Figure content listings

====

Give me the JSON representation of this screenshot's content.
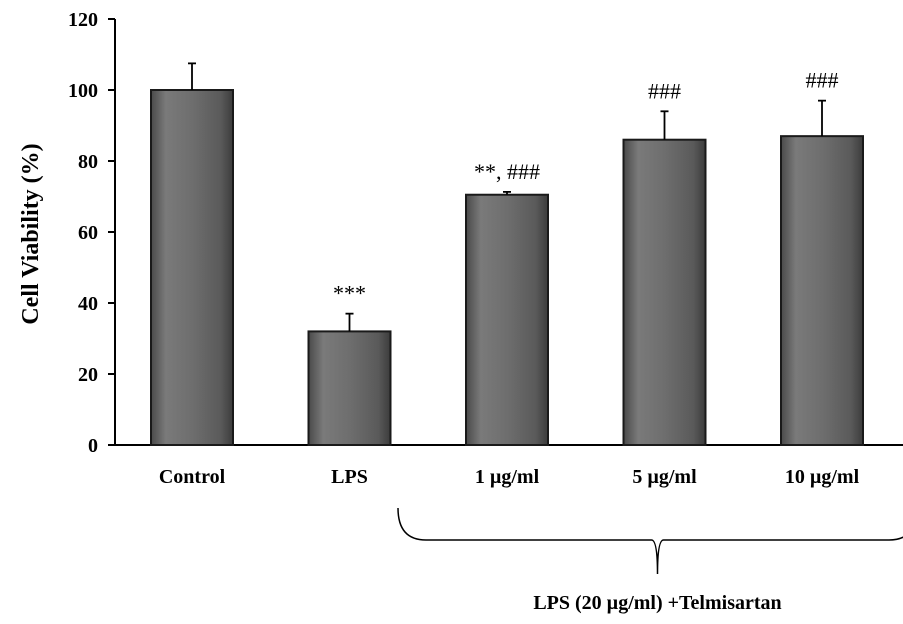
{
  "chart_data": {
    "type": "bar",
    "title": "",
    "xlabel": "",
    "ylabel": "Cell  Viability  (%)",
    "ylim": [
      0,
      120
    ],
    "yticks": [
      0,
      20,
      40,
      60,
      80,
      100,
      120
    ],
    "grid": false,
    "categories": [
      "Control",
      "LPS",
      "1 µg/ml",
      "5 µg/ml",
      "10 µg/ml"
    ],
    "values": [
      100,
      32,
      70.5,
      86,
      87
    ],
    "errors": [
      7.5,
      5,
      0.8,
      8,
      10
    ],
    "annotations": [
      "",
      "***",
      "**, ###",
      "###",
      "###"
    ],
    "group_label": "LPS (20 µg/ml) +Telmisartan",
    "group_categories": [
      2,
      3,
      4
    ],
    "bar_color": "#6b6b6b"
  }
}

====

Your goal → Each line of the material must be retyped exactly, except that images are omitted.

Final result →
Give me the JSON representation of this screenshot's content.
{
  "chart_data": {
    "type": "bar",
    "title": "",
    "xlabel": "",
    "ylabel": "Cell  Viability  (%)",
    "ylim": [
      0,
      120
    ],
    "yticks": [
      0,
      20,
      40,
      60,
      80,
      100,
      120
    ],
    "grid": false,
    "categories": [
      "Control",
      "LPS",
      "1 µg/ml",
      "5 µg/ml",
      "10 µg/ml"
    ],
    "values": [
      100,
      32,
      70.5,
      86,
      87
    ],
    "errors": [
      7.5,
      5,
      0.8,
      8,
      10
    ],
    "annotations": [
      "",
      "***",
      "**, ###",
      "###",
      "###"
    ],
    "group_label": "LPS (20 µg/ml) +Telmisartan",
    "group_categories": [
      2,
      3,
      4
    ],
    "bar_color": "#6b6b6b"
  }
}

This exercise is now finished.